=== Material to process ===

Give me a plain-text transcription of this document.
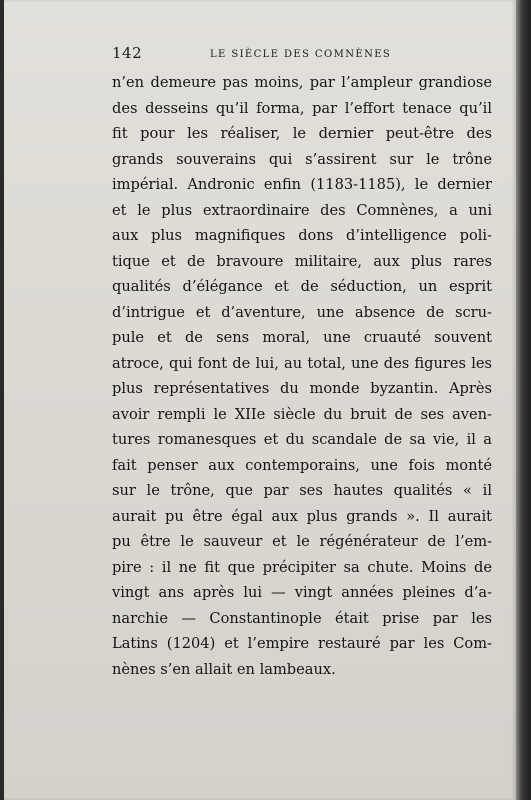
142	LE SIÈCLE DES COMNÈNES
n’en demeure pas moins, par l’ampleur grandiose
des desseins qu’il forma, par l’effort tenace qu’il
fit pour les réaliser, le dernier peut-être des
grands souverains qui s’assirent sur le trône
impérial. Andronic enfin (1183-1185), le dernier
et le plus extraordinaire des Comnènes, a uni
aux plus magnifiques dons d’intelligence poli-
tique et de bravoure militaire, aux plus rares
qualités d’élégance et de séduction, un esprit
d’intrigue et d’aventure, une absence de scru-
pule et de sens moral, une cruauté souvent
atroce, qui font de lui, au total, une des figures les
plus représentatives du monde byzantin. Après
avoir rempli le XIIe siècle du bruit de ses aven-
tures romanesques et du scandale de sa vie, il a
fait penser aux contemporains, une fois monté
sur le trône, que par ses hautes qualités « il
aurait pu être égal aux plus grands ». Il aurait
pu être le sauveur et le régénérateur de l’em-
pire : il ne fit que précipiter sa chute. Moins de
vingt ans après lui — vingt années pleines d’a-
narchie — Constantinople était prise par les
Latins (1204) et l’empire restauré par les Com-
nènes s’en allait en lambeaux.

===

◆ To be done
Repeat the data exactly, excluding the pictures.

◆ Problem solution
Give me a plain-text transcription of this document.
142	LE SIÈCLE DES COMNÈNES
n’en demeure pas moins, par l’ampleur grandiose
des desseins qu’il forma, par l’effort tenace qu’il
fit pour les réaliser, le dernier peut-être des
grands souverains qui s’assirent sur le trône
impérial. Andronic enfin (1183-1185), le dernier
et le plus extraordinaire des Comnènes, a uni
aux plus magnifiques dons d’intelligence poli-
tique et de bravoure militaire, aux plus rares
qualités d’élégance et de séduction, un esprit
d’intrigue et d’aventure, une absence de scru-
pule et de sens moral, une cruauté souvent
atroce, qui font de lui, au total, une des figures les
plus représentatives du monde byzantin. Après
avoir rempli le XIIe siècle du bruit de ses aven-
tures romanesques et du scandale de sa vie, il a
fait penser aux contemporains, une fois monté
sur le trône, que par ses hautes qualités « il
aurait pu être égal aux plus grands ». Il aurait
pu être le sauveur et le régénérateur de l’em-
pire : il ne fit que précipiter sa chute. Moins de
vingt ans après lui — vingt années pleines d’a-
narchie — Constantinople était prise par les
Latins (1204) et l’empire restauré par les Com-
nènes s’en allait en lambeaux.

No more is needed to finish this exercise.